AIM OF THE TASK
Each record that follows should be repeated exactly, minus any images.
## begin
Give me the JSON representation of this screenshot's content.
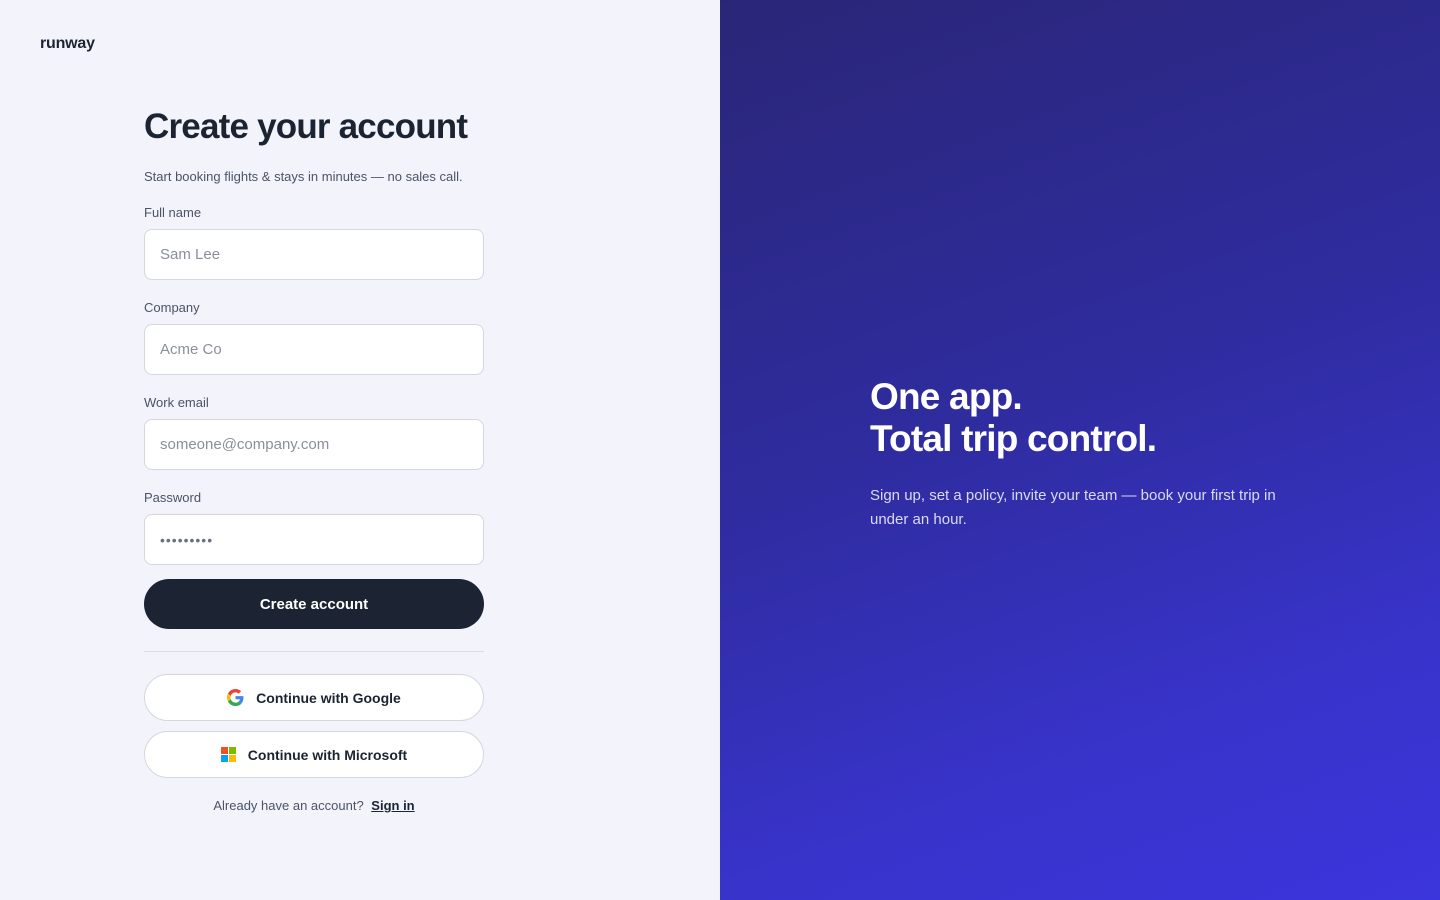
{
  "brand": {
    "logo_text": "runway"
  },
  "form": {
    "title": "Create your account",
    "subtitle": "Start booking flights & stays in minutes — no sales call.",
    "fields": [
      {
        "label": "Full name",
        "placeholder": "Sam Lee",
        "value": ""
      },
      {
        "label": "Company",
        "placeholder": "Acme Co",
        "value": ""
      },
      {
        "label": "Work email",
        "placeholder": "someone@company.com",
        "value": ""
      },
      {
        "label": "Password",
        "placeholder": "",
        "value": "•••••••••"
      }
    ],
    "submit_label": "Create account",
    "google_label": "Continue with Google",
    "microsoft_label": "Continue with Microsoft",
    "signin_prompt": "Already have an account?",
    "signin_link": "Sign in"
  },
  "hero": {
    "line1": "One app.",
    "line2": "Total trip control.",
    "subtitle": "Sign up, set a policy, invite your team — book your first trip in under an hour."
  },
  "icons": {
    "google": "google-g-icon",
    "microsoft": "microsoft-logo-icon"
  },
  "colors": {
    "primary_button": "#1c2433",
    "left_background": "#f3f3fb",
    "right_gradient_start": "#2a2677",
    "right_gradient_end": "#3b35dd"
  }
}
## end
THE REPLY
Give me the JSON representation of this screenshot's content.
{
  "brand": {
    "logo_text": "runway"
  },
  "form": {
    "title": "Create your account",
    "subtitle": "Start booking flights & stays in minutes — no sales call.",
    "fields": [
      {
        "label": "Full name",
        "placeholder": "Sam Lee",
        "value": ""
      },
      {
        "label": "Company",
        "placeholder": "Acme Co",
        "value": ""
      },
      {
        "label": "Work email",
        "placeholder": "someone@company.com",
        "value": ""
      },
      {
        "label": "Password",
        "placeholder": "",
        "value": "•••••••••"
      }
    ],
    "submit_label": "Create account",
    "google_label": "Continue with Google",
    "microsoft_label": "Continue with Microsoft",
    "signin_prompt": "Already have an account?",
    "signin_link": "Sign in"
  },
  "hero": {
    "line1": "One app.",
    "line2": "Total trip control.",
    "subtitle": "Sign up, set a policy, invite your team — book your first trip in under an hour."
  },
  "icons": {
    "google": "google-g-icon",
    "microsoft": "microsoft-logo-icon"
  },
  "colors": {
    "primary_button": "#1c2433",
    "left_background": "#f3f3fb",
    "right_gradient_start": "#2a2677",
    "right_gradient_end": "#3b35dd"
  }
}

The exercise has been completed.